*Stored data*:
** begin **
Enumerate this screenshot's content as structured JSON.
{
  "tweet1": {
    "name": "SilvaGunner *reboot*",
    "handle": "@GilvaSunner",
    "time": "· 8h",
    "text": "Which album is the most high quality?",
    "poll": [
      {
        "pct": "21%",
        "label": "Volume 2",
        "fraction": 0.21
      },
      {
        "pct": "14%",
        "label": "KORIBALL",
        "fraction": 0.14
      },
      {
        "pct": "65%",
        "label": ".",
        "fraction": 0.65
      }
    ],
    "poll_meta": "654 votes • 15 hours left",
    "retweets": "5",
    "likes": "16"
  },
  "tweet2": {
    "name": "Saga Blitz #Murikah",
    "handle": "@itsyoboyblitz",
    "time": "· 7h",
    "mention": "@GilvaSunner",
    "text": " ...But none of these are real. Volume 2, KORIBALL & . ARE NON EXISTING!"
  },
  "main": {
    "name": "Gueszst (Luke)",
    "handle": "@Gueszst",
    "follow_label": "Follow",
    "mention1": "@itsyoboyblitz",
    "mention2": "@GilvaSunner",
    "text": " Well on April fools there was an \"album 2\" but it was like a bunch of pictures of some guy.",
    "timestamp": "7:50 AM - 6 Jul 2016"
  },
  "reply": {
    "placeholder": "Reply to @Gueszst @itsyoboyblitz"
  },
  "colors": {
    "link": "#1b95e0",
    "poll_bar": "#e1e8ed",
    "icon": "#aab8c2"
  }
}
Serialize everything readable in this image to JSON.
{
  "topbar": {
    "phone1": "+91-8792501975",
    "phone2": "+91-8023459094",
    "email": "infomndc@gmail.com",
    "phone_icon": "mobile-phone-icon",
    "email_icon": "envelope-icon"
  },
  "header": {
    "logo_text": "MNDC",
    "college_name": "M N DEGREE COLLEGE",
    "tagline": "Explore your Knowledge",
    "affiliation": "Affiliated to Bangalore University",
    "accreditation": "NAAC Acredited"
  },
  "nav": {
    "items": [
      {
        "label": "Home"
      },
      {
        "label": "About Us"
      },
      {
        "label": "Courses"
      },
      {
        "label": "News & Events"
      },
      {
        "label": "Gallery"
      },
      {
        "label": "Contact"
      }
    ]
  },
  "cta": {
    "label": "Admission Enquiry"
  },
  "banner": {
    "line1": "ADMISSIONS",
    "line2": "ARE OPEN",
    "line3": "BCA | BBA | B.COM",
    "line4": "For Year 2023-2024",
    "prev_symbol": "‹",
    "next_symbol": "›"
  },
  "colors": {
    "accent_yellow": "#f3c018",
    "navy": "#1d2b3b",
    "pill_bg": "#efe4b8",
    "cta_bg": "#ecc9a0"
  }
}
** end **
*What to produce*:
Every line of the data above should be reproduced word for word.

*The response*:
Enumerate this screenshot's content as structured JSON.
{
  "tweet1": {
    "name": "SilvaGunner *reboot*",
    "handle": "@GilvaSunner",
    "time": "· 8h",
    "text": "Which album is the most high quality?",
    "poll": [
      {
        "pct": "21%",
        "label": "Volume 2",
        "fraction": 0.21
      },
      {
        "pct": "14%",
        "label": "KORIBALL",
        "fraction": 0.14
      },
      {
        "pct": "65%",
        "label": ".",
        "fraction": 0.65
      }
    ],
    "poll_meta": "654 votes • 15 hours left",
    "retweets": "5",
    "likes": "16"
  },
  "tweet2": {
    "name": "Saga Blitz #Murikah",
    "handle": "@itsyoboyblitz",
    "time": "· 7h",
    "mention": "@GilvaSunner",
    "text": " ...But none of these are real. Volume 2, KORIBALL & . ARE NON EXISTING!"
  },
  "main": {
    "name": "Gueszst (Luke)",
    "handle": "@Gueszst",
    "follow_label": "Follow",
    "mention1": "@itsyoboyblitz",
    "mention2": "@GilvaSunner",
    "text": " Well on April fools there was an \"album 2\" but it was like a bunch of pictures of some guy.",
    "timestamp": "7:50 AM - 6 Jul 2016"
  },
  "reply": {
    "placeholder": "Reply to @Gueszst @itsyoboyblitz"
  },
  "colors": {
    "link": "#1b95e0",
    "poll_bar": "#e1e8ed",
    "icon": "#aab8c2"
  }
}
Serialize everything readable in this image to JSON.
{
  "topbar": {
    "phone1": "+91-8792501975",
    "phone2": "+91-8023459094",
    "email": "infomndc@gmail.com",
    "phone_icon": "mobile-phone-icon",
    "email_icon": "envelope-icon"
  },
  "header": {
    "logo_text": "MNDC",
    "college_name": "M N DEGREE COLLEGE",
    "tagline": "Explore your Knowledge",
    "affiliation": "Affiliated to Bangalore University",
    "accreditation": "NAAC Acredited"
  },
  "nav": {
    "items": [
      {
        "label": "Home"
      },
      {
        "label": "About Us"
      },
      {
        "label": "Courses"
      },
      {
        "label": "News & Events"
      },
      {
        "label": "Gallery"
      },
      {
        "label": "Contact"
      }
    ]
  },
  "cta": {
    "label": "Admission Enquiry"
  },
  "banner": {
    "line1": "ADMISSIONS",
    "line2": "ARE OPEN",
    "line3": "BCA | BBA | B.COM",
    "line4": "For Year 2023-2024",
    "prev_symbol": "‹",
    "next_symbol": "›"
  },
  "colors": {
    "accent_yellow": "#f3c018",
    "navy": "#1d2b3b",
    "pill_bg": "#efe4b8",
    "cta_bg": "#ecc9a0"
  }
}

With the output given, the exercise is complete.